* SUPPLIED DATA
..............................

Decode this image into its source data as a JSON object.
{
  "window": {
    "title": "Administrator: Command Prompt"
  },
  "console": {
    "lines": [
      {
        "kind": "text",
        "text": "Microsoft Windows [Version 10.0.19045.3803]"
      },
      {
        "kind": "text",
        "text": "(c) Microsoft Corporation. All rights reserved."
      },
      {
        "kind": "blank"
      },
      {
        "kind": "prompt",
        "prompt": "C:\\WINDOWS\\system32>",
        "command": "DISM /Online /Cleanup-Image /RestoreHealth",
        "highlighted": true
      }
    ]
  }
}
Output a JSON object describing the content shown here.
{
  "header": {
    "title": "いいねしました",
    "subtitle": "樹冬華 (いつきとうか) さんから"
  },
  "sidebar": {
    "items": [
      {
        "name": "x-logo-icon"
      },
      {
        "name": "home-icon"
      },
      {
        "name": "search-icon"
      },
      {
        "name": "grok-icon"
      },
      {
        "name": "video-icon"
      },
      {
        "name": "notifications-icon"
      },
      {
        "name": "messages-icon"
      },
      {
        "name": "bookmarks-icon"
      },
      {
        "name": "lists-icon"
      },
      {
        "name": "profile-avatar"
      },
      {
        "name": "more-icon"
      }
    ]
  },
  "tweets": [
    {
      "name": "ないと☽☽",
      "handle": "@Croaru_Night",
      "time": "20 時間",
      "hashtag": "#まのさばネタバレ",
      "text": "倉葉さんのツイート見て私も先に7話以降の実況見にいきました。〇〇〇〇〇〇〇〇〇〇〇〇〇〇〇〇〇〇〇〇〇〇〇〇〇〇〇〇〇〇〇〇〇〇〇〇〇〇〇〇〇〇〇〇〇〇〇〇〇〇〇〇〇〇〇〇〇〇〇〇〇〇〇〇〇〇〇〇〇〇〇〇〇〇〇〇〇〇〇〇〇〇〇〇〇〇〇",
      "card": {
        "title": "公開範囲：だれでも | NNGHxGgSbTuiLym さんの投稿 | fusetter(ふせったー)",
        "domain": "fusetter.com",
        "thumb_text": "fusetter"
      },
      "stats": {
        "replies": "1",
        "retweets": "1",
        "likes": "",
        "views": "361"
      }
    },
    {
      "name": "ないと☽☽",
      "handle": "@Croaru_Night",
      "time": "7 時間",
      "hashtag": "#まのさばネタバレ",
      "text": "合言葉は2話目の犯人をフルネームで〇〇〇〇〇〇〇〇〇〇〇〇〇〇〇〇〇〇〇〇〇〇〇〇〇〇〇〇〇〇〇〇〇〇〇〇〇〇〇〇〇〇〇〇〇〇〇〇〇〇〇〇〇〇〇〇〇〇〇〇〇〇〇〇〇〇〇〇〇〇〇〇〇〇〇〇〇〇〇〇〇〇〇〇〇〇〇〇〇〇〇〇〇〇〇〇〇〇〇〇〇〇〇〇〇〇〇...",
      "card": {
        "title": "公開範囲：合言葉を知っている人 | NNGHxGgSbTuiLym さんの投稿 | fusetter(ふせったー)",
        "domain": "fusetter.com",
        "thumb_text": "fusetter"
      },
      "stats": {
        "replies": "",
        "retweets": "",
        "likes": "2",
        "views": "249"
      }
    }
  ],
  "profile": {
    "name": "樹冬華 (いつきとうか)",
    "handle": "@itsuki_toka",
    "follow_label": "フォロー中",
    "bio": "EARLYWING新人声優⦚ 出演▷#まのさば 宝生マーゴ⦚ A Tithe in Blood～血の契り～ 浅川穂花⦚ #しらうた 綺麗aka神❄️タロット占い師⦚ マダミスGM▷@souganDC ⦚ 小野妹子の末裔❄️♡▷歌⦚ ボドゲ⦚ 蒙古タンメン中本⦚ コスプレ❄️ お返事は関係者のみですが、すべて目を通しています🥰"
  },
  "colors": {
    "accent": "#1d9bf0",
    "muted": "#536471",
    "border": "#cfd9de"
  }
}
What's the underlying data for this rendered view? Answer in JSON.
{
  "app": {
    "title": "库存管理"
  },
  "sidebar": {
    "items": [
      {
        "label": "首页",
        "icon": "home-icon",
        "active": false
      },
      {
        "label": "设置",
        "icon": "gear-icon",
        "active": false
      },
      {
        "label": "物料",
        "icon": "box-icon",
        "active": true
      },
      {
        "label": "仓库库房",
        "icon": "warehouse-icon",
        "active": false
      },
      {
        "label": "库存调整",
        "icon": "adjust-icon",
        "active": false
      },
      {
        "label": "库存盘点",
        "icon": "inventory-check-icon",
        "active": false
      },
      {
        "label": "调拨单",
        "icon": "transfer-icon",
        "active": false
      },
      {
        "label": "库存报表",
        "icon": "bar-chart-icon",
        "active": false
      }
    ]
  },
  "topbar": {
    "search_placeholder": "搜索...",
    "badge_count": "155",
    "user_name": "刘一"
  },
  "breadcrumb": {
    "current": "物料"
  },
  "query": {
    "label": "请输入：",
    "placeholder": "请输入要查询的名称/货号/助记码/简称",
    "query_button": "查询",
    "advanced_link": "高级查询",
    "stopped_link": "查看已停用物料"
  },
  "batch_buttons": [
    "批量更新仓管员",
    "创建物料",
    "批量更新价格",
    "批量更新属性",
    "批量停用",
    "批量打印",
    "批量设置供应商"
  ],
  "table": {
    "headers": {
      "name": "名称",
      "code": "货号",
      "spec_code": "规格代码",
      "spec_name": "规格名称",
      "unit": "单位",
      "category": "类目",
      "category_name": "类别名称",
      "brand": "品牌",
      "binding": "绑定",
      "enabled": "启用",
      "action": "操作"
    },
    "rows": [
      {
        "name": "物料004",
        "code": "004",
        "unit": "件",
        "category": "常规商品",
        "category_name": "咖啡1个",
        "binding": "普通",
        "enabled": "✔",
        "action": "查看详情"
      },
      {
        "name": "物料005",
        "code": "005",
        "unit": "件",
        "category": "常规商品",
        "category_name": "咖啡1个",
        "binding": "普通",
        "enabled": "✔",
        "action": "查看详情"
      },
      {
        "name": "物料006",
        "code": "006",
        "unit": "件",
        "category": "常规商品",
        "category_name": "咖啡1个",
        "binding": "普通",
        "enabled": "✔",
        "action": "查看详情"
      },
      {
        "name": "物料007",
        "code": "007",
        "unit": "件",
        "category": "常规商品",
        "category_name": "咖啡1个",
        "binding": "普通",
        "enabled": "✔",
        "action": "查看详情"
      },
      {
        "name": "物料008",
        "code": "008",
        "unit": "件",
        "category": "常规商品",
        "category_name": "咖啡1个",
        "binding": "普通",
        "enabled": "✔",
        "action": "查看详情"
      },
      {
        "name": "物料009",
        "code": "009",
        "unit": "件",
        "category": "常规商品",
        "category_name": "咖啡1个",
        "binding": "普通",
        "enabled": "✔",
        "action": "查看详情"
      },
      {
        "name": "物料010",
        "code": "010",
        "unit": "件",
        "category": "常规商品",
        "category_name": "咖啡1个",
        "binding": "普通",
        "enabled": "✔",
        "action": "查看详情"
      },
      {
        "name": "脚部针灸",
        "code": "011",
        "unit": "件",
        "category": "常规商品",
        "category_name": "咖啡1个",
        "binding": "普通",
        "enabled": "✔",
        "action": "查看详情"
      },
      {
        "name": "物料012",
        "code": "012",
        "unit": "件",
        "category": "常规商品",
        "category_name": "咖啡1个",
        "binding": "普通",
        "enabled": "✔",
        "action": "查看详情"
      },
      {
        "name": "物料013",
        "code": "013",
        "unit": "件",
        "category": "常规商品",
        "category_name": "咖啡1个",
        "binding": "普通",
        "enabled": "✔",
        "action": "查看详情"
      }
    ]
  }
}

..............................

* TASK OBJECTIVE
Write out every line from the records above, word for word.

* THE ANSWER
Decode this image into its source data as a JSON object.
{
  "window": {
    "title": "Administrator: Command Prompt"
  },
  "console": {
    "lines": [
      {
        "kind": "text",
        "text": "Microsoft Windows [Version 10.0.19045.3803]"
      },
      {
        "kind": "text",
        "text": "(c) Microsoft Corporation. All rights reserved."
      },
      {
        "kind": "blank"
      },
      {
        "kind": "prompt",
        "prompt": "C:\\WINDOWS\\system32>",
        "command": "DISM /Online /Cleanup-Image /RestoreHealth",
        "highlighted": true
      }
    ]
  }
}
Output a JSON object describing the content shown here.
{
  "header": {
    "title": "いいねしました",
    "subtitle": "樹冬華 (いつきとうか) さんから"
  },
  "sidebar": {
    "items": [
      {
        "name": "x-logo-icon"
      },
      {
        "name": "home-icon"
      },
      {
        "name": "search-icon"
      },
      {
        "name": "grok-icon"
      },
      {
        "name": "video-icon"
      },
      {
        "name": "notifications-icon"
      },
      {
        "name": "messages-icon"
      },
      {
        "name": "bookmarks-icon"
      },
      {
        "name": "lists-icon"
      },
      {
        "name": "profile-avatar"
      },
      {
        "name": "more-icon"
      }
    ]
  },
  "tweets": [
    {
      "name": "ないと☽☽",
      "handle": "@Croaru_Night",
      "time": "20 時間",
      "hashtag": "#まのさばネタバレ",
      "text": "倉葉さんのツイート見て私も先に7話以降の実況見にいきました。〇〇〇〇〇〇〇〇〇〇〇〇〇〇〇〇〇〇〇〇〇〇〇〇〇〇〇〇〇〇〇〇〇〇〇〇〇〇〇〇〇〇〇〇〇〇〇〇〇〇〇〇〇〇〇〇〇〇〇〇〇〇〇〇〇〇〇〇〇〇〇〇〇〇〇〇〇〇〇〇〇〇〇〇〇〇〇",
      "card": {
        "title": "公開範囲：だれでも | NNGHxGgSbTuiLym さんの投稿 | fusetter(ふせったー)",
        "domain": "fusetter.com",
        "thumb_text": "fusetter"
      },
      "stats": {
        "replies": "1",
        "retweets": "1",
        "likes": "",
        "views": "361"
      }
    },
    {
      "name": "ないと☽☽",
      "handle": "@Croaru_Night",
      "time": "7 時間",
      "hashtag": "#まのさばネタバレ",
      "text": "合言葉は2話目の犯人をフルネームで〇〇〇〇〇〇〇〇〇〇〇〇〇〇〇〇〇〇〇〇〇〇〇〇〇〇〇〇〇〇〇〇〇〇〇〇〇〇〇〇〇〇〇〇〇〇〇〇〇〇〇〇〇〇〇〇〇〇〇〇〇〇〇〇〇〇〇〇〇〇〇〇〇〇〇〇〇〇〇〇〇〇〇〇〇〇〇〇〇〇〇〇〇〇〇〇〇〇〇〇〇〇〇〇〇〇〇...",
      "card": {
        "title": "公開範囲：合言葉を知っている人 | NNGHxGgSbTuiLym さんの投稿 | fusetter(ふせったー)",
        "domain": "fusetter.com",
        "thumb_text": "fusetter"
      },
      "stats": {
        "replies": "",
        "retweets": "",
        "likes": "2",
        "views": "249"
      }
    }
  ],
  "profile": {
    "name": "樹冬華 (いつきとうか)",
    "handle": "@itsuki_toka",
    "follow_label": "フォロー中",
    "bio": "EARLYWING新人声優⦚ 出演▷#まのさば 宝生マーゴ⦚ A Tithe in Blood～血の契り～ 浅川穂花⦚ #しらうた 綺麗aka神❄️タロット占い師⦚ マダミスGM▷@souganDC ⦚ 小野妹子の末裔❄️♡▷歌⦚ ボドゲ⦚ 蒙古タンメン中本⦚ コスプレ❄️ お返事は関係者のみですが、すべて目を通しています🥰"
  },
  "colors": {
    "accent": "#1d9bf0",
    "muted": "#536471",
    "border": "#cfd9de"
  }
}
What's the underlying data for this rendered view? Answer in JSON.
{
  "app": {
    "title": "库存管理"
  },
  "sidebar": {
    "items": [
      {
        "label": "首页",
        "icon": "home-icon",
        "active": false
      },
      {
        "label": "设置",
        "icon": "gear-icon",
        "active": false
      },
      {
        "label": "物料",
        "icon": "box-icon",
        "active": true
      },
      {
        "label": "仓库库房",
        "icon": "warehouse-icon",
        "active": false
      },
      {
        "label": "库存调整",
        "icon": "adjust-icon",
        "active": false
      },
      {
        "label": "库存盘点",
        "icon": "inventory-check-icon",
        "active": false
      },
      {
        "label": "调拨单",
        "icon": "transfer-icon",
        "active": false
      },
      {
        "label": "库存报表",
        "icon": "bar-chart-icon",
        "active": false
      }
    ]
  },
  "topbar": {
    "search_placeholder": "搜索...",
    "badge_count": "155",
    "user_name": "刘一"
  },
  "breadcrumb": {
    "current": "物料"
  },
  "query": {
    "label": "请输入：",
    "placeholder": "请输入要查询的名称/货号/助记码/简称",
    "query_button": "查询",
    "advanced_link": "高级查询",
    "stopped_link": "查看已停用物料"
  },
  "batch_buttons": [
    "批量更新仓管员",
    "创建物料",
    "批量更新价格",
    "批量更新属性",
    "批量停用",
    "批量打印",
    "批量设置供应商"
  ],
  "table": {
    "headers": {
      "name": "名称",
      "code": "货号",
      "spec_code": "规格代码",
      "spec_name": "规格名称",
      "unit": "单位",
      "category": "类目",
      "category_name": "类别名称",
      "brand": "品牌",
      "binding": "绑定",
      "enabled": "启用",
      "action": "操作"
    },
    "rows": [
      {
        "name": "物料004",
        "code": "004",
        "unit": "件",
        "category": "常规商品",
        "category_name": "咖啡1个",
        "binding": "普通",
        "enabled": "✔",
        "action": "查看详情"
      },
      {
        "name": "物料005",
        "code": "005",
        "unit": "件",
        "category": "常规商品",
        "category_name": "咖啡1个",
        "binding": "普通",
        "enabled": "✔",
        "action": "查看详情"
      },
      {
        "name": "物料006",
        "code": "006",
        "unit": "件",
        "category": "常规商品",
        "category_name": "咖啡1个",
        "binding": "普通",
        "enabled": "✔",
        "action": "查看详情"
      },
      {
        "name": "物料007",
        "code": "007",
        "unit": "件",
        "category": "常规商品",
        "category_name": "咖啡1个",
        "binding": "普通",
        "enabled": "✔",
        "action": "查看详情"
      },
      {
        "name": "物料008",
        "code": "008",
        "unit": "件",
        "category": "常规商品",
        "category_name": "咖啡1个",
        "binding": "普通",
        "enabled": "✔",
        "action": "查看详情"
      },
      {
        "name": "物料009",
        "code": "009",
        "unit": "件",
        "category": "常规商品",
        "category_name": "咖啡1个",
        "binding": "普通",
        "enabled": "✔",
        "action": "查看详情"
      },
      {
        "name": "物料010",
        "code": "010",
        "unit": "件",
        "category": "常规商品",
        "category_name": "咖啡1个",
        "binding": "普通",
        "enabled": "✔",
        "action": "查看详情"
      },
      {
        "name": "脚部针灸",
        "code": "011",
        "unit": "件",
        "category": "常规商品",
        "category_name": "咖啡1个",
        "binding": "普通",
        "enabled": "✔",
        "action": "查看详情"
      },
      {
        "name": "物料012",
        "code": "012",
        "unit": "件",
        "category": "常规商品",
        "category_name": "咖啡1个",
        "binding": "普通",
        "enabled": "✔",
        "action": "查看详情"
      },
      {
        "name": "物料013",
        "code": "013",
        "unit": "件",
        "category": "常规商品",
        "category_name": "咖啡1个",
        "binding": "普通",
        "enabled": "✔",
        "action": "查看详情"
      }
    ]
  }
}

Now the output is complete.